──────── GIVEN INFORMATION ────────
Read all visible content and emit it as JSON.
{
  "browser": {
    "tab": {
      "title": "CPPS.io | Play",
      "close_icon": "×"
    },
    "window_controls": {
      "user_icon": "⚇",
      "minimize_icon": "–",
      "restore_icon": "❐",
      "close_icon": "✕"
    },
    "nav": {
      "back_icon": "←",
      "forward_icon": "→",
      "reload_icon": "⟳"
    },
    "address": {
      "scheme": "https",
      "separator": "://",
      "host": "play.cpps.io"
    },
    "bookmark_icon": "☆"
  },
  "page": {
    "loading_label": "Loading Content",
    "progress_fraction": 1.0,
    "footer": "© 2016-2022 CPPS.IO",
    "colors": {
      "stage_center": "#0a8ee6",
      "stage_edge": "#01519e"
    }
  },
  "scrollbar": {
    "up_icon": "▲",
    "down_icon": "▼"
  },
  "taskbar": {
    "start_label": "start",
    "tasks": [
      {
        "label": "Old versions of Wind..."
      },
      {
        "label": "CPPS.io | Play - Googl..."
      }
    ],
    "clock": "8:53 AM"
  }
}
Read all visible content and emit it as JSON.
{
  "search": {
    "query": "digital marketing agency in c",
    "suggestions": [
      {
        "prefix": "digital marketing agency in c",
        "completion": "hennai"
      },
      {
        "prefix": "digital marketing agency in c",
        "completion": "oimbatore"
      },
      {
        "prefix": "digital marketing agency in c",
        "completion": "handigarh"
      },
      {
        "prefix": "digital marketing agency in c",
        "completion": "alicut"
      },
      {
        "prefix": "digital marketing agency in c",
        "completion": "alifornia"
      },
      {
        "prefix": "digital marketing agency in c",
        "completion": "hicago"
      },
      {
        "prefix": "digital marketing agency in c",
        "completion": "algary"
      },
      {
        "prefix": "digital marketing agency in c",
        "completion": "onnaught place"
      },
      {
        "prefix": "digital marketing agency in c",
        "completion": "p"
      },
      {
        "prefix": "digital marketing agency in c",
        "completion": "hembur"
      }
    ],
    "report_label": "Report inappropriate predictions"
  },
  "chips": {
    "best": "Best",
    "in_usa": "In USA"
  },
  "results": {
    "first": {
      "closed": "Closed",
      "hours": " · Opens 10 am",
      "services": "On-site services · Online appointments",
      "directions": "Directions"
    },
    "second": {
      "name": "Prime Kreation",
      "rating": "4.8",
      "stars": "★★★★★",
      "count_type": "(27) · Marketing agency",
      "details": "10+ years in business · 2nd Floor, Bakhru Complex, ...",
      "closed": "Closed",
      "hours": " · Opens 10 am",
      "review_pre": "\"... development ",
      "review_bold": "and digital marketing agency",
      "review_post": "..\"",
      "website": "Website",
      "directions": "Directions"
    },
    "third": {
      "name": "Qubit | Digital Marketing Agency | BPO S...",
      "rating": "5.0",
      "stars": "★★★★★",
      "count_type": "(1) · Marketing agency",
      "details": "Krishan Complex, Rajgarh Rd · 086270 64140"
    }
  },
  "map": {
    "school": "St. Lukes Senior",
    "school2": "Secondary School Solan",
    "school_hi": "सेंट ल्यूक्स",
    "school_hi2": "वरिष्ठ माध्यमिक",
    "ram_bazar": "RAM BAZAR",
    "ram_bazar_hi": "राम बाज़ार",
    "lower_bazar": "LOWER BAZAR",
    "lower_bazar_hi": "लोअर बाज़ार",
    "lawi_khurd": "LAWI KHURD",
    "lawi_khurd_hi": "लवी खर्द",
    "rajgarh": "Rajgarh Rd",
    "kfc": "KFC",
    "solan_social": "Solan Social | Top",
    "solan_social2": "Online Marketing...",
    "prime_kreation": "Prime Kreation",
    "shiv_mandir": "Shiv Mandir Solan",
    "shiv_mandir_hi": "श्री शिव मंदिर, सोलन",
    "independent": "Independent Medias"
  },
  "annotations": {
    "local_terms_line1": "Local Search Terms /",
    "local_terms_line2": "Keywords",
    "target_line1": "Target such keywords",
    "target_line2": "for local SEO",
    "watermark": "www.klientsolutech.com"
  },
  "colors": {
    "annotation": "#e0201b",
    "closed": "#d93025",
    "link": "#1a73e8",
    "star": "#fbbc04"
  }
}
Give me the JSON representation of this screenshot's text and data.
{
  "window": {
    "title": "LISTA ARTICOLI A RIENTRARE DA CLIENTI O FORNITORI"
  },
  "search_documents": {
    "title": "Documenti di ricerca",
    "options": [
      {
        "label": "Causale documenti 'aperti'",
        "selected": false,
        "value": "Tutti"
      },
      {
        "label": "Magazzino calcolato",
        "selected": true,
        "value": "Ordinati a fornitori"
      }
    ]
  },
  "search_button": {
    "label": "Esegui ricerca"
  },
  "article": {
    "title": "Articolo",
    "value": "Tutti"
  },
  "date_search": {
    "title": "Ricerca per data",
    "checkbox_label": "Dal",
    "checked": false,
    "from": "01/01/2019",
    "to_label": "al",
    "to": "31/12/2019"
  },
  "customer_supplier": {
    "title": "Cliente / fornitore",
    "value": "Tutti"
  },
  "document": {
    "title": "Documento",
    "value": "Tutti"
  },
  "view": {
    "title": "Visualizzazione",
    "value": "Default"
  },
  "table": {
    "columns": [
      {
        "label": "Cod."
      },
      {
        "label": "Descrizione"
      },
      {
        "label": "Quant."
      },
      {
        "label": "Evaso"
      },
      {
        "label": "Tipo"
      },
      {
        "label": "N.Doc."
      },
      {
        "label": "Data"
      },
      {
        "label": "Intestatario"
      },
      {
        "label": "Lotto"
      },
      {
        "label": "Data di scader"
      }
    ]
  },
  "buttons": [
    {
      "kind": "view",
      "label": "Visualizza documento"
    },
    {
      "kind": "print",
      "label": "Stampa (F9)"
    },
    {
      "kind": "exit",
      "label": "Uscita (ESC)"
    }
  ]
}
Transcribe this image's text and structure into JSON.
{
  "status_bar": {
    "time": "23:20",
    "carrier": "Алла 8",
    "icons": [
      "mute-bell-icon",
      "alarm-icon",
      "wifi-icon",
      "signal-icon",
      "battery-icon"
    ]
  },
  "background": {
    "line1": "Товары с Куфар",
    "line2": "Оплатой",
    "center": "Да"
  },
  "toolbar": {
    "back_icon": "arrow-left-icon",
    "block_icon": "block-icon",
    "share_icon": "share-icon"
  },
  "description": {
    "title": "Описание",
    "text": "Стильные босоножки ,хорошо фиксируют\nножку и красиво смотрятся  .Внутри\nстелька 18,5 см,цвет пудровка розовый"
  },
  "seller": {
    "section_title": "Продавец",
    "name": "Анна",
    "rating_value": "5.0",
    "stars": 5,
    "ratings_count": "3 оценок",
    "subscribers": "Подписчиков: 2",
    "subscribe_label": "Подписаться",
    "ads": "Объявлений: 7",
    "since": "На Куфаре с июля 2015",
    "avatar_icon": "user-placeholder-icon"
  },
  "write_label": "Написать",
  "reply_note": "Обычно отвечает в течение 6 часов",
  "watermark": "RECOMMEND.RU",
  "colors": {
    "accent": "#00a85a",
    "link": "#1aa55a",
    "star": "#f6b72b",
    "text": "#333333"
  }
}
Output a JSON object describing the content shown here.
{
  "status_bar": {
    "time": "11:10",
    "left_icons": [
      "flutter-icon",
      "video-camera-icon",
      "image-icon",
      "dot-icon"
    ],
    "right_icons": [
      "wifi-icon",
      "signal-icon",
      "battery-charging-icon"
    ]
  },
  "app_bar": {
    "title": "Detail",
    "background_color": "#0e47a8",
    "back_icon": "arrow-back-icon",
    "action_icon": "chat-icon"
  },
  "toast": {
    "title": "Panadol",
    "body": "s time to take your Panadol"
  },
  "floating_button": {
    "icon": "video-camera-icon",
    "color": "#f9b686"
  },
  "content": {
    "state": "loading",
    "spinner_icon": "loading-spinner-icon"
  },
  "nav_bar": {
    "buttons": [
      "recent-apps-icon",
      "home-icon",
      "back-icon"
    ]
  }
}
────────
_WHAT IS ASKED:_
Look over the listing above. Pick out and copy every line that includes "Online".

_FINAL RESULT:_
      "services": "On-site services · Online appointments",
    "solan_social2": "Online Marketing...",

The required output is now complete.